* START *
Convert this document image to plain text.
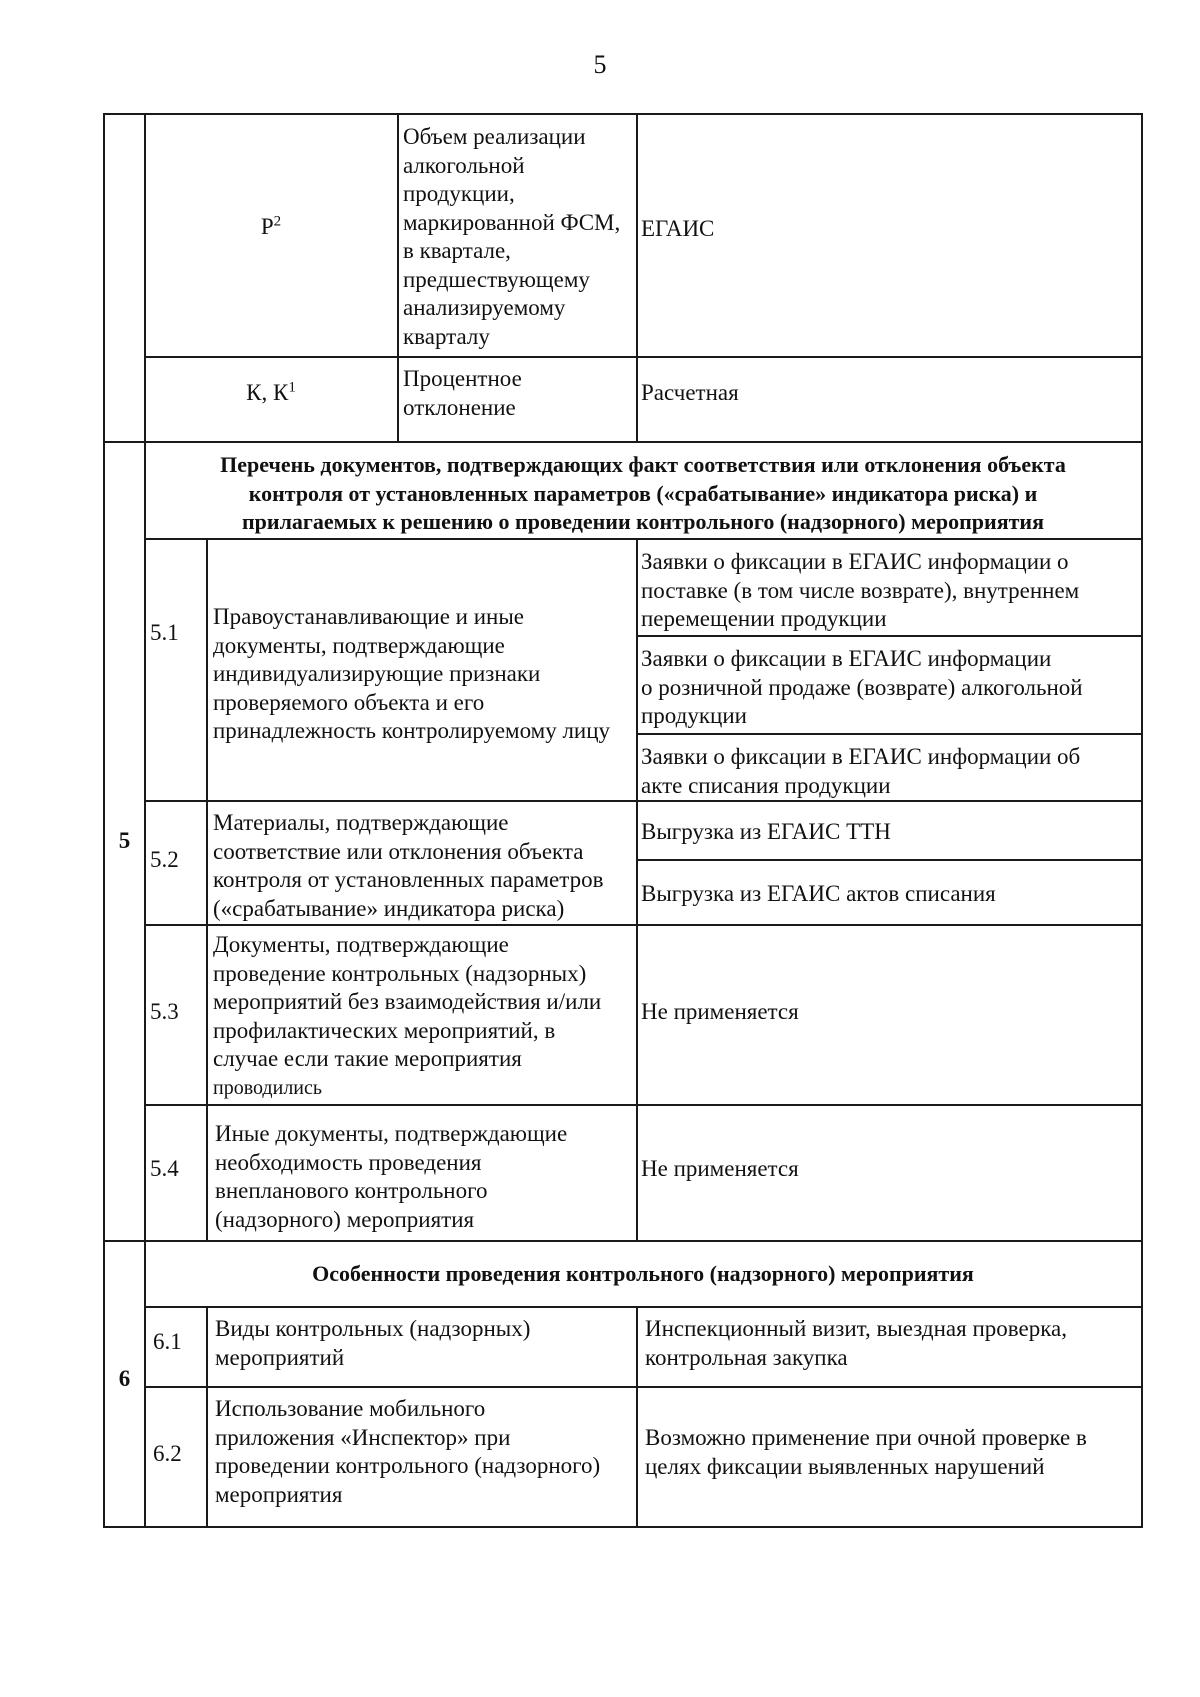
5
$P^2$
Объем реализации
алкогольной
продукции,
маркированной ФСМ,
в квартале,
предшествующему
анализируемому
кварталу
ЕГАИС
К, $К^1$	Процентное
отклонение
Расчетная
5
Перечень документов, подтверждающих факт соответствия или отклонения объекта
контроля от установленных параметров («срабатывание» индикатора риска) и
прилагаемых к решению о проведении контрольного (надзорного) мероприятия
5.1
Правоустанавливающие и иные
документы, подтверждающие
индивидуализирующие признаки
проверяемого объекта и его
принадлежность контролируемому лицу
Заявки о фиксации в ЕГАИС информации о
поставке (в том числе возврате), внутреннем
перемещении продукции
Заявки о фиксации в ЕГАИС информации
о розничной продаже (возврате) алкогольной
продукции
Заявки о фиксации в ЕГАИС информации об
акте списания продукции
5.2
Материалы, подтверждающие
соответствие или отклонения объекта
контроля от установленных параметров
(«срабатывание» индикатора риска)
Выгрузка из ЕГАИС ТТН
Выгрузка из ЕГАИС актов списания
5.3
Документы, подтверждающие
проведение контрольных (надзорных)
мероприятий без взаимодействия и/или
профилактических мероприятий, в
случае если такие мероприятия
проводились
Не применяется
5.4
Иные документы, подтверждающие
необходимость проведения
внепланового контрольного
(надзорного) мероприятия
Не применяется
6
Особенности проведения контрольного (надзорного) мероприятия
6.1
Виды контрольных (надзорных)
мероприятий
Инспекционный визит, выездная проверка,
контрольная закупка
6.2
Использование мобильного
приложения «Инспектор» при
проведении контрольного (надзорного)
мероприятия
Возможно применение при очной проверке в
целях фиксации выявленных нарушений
* END *
Skip the pictures and transcribe the rest of the records exactly.

TASK ANSWER:
Convert this document image to plain text.
5
$P^2$
Объем реализации
алкогольной
продукции,
маркированной ФСМ,
в квартале,
предшествующему
анализируемому
кварталу
ЕГАИС
К, $К^1$	Процентное
отклонение
Расчетная
5
Перечень документов, подтверждающих факт соответствия или отклонения объекта
контроля от установленных параметров («срабатывание» индикатора риска) и
прилагаемых к решению о проведении контрольного (надзорного) мероприятия
5.1
Правоустанавливающие и иные
документы, подтверждающие
индивидуализирующие признаки
проверяемого объекта и его
принадлежность контролируемому лицу
Заявки о фиксации в ЕГАИС информации о
поставке (в том числе возврате), внутреннем
перемещении продукции
Заявки о фиксации в ЕГАИС информации
о розничной продаже (возврате) алкогольной
продукции
Заявки о фиксации в ЕГАИС информации об
акте списания продукции
5.2
Материалы, подтверждающие
соответствие или отклонения объекта
контроля от установленных параметров
(«срабатывание» индикатора риска)
Выгрузка из ЕГАИС ТТН
Выгрузка из ЕГАИС актов списания
5.3
Документы, подтверждающие
проведение контрольных (надзорных)
мероприятий без взаимодействия и/или
профилактических мероприятий, в
случае если такие мероприятия
проводились
Не применяется
5.4
Иные документы, подтверждающие
необходимость проведения
внепланового контрольного
(надзорного) мероприятия
Не применяется
6
Особенности проведения контрольного (надзорного) мероприятия
6.1
Виды контрольных (надзорных)
мероприятий
Инспекционный визит, выездная проверка,
контрольная закупка
6.2
Использование мобильного
приложения «Инспектор» при
проведении контрольного (надзорного)
мероприятия
Возможно применение при очной проверке в
целях фиксации выявленных нарушений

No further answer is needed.